==== TASK DATA ====

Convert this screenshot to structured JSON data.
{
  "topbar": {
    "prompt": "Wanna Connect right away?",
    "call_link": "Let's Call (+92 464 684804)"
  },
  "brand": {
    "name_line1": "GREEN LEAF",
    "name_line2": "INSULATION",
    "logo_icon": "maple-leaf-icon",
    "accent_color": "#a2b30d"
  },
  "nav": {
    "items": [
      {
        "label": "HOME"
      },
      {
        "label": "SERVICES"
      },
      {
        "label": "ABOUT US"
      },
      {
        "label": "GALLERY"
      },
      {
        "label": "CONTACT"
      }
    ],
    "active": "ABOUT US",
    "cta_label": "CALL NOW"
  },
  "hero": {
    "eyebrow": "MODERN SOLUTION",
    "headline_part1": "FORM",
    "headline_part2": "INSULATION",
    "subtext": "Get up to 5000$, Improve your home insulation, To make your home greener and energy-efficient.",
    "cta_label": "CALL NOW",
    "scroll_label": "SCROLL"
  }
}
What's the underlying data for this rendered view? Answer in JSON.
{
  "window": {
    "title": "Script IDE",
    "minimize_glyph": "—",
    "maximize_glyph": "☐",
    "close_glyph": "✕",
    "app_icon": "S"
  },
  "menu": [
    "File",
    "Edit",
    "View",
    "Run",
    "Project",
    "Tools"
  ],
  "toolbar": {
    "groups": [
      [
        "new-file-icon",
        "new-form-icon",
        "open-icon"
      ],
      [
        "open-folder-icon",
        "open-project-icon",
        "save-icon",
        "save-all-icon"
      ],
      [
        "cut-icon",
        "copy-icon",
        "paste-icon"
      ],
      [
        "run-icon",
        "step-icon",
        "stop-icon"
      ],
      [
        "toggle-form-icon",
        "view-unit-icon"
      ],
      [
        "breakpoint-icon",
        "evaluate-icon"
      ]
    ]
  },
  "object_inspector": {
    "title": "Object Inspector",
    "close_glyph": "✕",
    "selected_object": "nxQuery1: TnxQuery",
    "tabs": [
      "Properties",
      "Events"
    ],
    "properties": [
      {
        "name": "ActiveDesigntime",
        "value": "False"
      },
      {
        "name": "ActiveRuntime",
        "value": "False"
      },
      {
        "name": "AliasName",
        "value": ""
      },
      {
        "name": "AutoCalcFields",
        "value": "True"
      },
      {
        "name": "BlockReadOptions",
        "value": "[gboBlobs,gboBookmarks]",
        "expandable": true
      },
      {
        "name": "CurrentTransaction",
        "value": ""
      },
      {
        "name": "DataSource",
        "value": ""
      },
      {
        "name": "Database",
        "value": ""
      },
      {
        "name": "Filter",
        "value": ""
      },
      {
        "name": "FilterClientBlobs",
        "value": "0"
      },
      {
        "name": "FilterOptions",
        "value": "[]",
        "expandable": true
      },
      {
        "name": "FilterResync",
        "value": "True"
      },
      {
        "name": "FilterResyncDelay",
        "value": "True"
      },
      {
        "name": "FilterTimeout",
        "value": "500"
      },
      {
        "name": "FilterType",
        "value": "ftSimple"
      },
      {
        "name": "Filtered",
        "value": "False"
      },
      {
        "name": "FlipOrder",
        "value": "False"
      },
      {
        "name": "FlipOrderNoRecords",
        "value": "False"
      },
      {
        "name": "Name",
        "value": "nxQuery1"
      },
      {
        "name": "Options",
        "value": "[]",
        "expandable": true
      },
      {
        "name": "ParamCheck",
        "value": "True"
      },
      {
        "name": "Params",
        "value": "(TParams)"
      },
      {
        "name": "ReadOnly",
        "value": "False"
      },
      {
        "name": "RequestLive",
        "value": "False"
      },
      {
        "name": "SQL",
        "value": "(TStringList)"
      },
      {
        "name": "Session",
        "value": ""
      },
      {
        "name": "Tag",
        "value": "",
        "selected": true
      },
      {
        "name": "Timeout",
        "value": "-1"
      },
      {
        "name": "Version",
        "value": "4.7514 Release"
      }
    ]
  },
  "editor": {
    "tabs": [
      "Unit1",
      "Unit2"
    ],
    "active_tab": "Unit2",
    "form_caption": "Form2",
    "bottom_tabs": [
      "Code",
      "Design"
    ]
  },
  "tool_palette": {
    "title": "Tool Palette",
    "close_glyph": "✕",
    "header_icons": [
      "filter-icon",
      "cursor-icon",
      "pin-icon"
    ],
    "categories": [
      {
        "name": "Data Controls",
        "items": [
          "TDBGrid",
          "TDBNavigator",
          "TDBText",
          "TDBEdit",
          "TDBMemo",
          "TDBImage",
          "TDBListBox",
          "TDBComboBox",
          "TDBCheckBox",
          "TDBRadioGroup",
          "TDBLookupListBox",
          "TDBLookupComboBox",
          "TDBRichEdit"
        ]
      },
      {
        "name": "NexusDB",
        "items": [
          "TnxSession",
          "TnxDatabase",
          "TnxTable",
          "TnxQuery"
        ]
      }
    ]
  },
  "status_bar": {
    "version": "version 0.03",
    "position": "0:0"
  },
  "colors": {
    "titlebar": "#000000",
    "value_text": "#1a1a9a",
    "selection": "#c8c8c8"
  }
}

====

> _WORK REQUIRED_
Search the data above for the string "TnxQuery" and copy each line that has it.

> _WRITTEN SOLUTION_
    "selected_object": "nxQuery1: TnxQuery",
          "TnxQuery"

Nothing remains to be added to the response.